> _Extrait de page_:

Lorsque j’ai été en âge d’aller à l’école et qu’il a fallu que je me plie à des horaires, j’ai été pris d’une rage intérieure qui ne m’a pratiquement pas quitté de toute ma scolarité. Ma mère savait qu’il était bien trop tard pour remettre les pendules à l’heure mais il faut bien dire, pour lui rendre justice, qu’elle a tenté de me récupérer. Elle nous a fait déménager de chez ma grand-mère et on s’est installés dans une petite maison mitoyenne, tout en longueur, au 39 ½ Institute Street. Pas d’eau chaude, quatre pièces minuscules, à quatre rues de chez mes grands-parents. Puis elle a essayé de m’inculquer le respect de limites normales. Rien à faire. Pour moi, ces quatre rues de distance valaient un million de kilomètres. Je hurlais de colère, furieux de ce que j’avais perdu,et je saisissais la moindre occasion de retourner dormir chez mes grands-parents. C’était là-bas ma vraie maison, et j’avais l’impression que c’étaient eux mes vrais parents. Je ne pouvais pas et ne voulais pas en partir.

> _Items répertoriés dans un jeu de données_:
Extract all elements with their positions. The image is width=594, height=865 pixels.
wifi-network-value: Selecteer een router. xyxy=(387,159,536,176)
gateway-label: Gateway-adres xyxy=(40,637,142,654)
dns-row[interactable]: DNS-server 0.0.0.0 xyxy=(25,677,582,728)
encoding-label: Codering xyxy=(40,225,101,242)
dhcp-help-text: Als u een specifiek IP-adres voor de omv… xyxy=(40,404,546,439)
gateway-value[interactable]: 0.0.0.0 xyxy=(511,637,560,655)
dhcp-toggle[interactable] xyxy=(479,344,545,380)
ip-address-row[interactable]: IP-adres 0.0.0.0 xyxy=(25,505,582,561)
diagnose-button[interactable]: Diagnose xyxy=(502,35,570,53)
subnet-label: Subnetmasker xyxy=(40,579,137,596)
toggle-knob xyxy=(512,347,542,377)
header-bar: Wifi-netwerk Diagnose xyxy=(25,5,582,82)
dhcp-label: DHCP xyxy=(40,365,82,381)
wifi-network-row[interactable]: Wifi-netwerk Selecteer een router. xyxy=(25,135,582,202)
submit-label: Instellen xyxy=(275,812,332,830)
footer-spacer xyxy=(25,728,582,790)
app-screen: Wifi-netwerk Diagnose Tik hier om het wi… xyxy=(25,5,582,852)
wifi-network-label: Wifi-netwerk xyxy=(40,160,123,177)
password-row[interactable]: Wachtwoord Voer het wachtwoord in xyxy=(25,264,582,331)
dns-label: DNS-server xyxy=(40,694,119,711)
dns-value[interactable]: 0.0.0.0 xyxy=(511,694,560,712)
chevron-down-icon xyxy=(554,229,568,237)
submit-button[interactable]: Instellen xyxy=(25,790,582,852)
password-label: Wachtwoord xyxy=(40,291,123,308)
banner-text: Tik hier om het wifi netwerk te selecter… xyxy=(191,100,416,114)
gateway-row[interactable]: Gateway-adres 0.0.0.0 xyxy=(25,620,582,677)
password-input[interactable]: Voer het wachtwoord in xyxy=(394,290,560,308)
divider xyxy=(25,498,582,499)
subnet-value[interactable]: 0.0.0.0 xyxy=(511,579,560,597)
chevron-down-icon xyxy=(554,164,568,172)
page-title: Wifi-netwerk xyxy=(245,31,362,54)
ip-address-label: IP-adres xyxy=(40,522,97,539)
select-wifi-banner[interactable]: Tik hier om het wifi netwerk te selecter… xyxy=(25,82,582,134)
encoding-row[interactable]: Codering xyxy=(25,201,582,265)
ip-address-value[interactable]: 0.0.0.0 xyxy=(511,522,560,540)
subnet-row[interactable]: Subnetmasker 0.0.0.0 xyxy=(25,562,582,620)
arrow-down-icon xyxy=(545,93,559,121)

> _Description de tâche_: Selon l'extrait de page, à quelle adresse se trouvait la petite maison mitoyenne où la mère a installé la famille ?

> _Solution proposée_: Au 39 ½ Institute Street.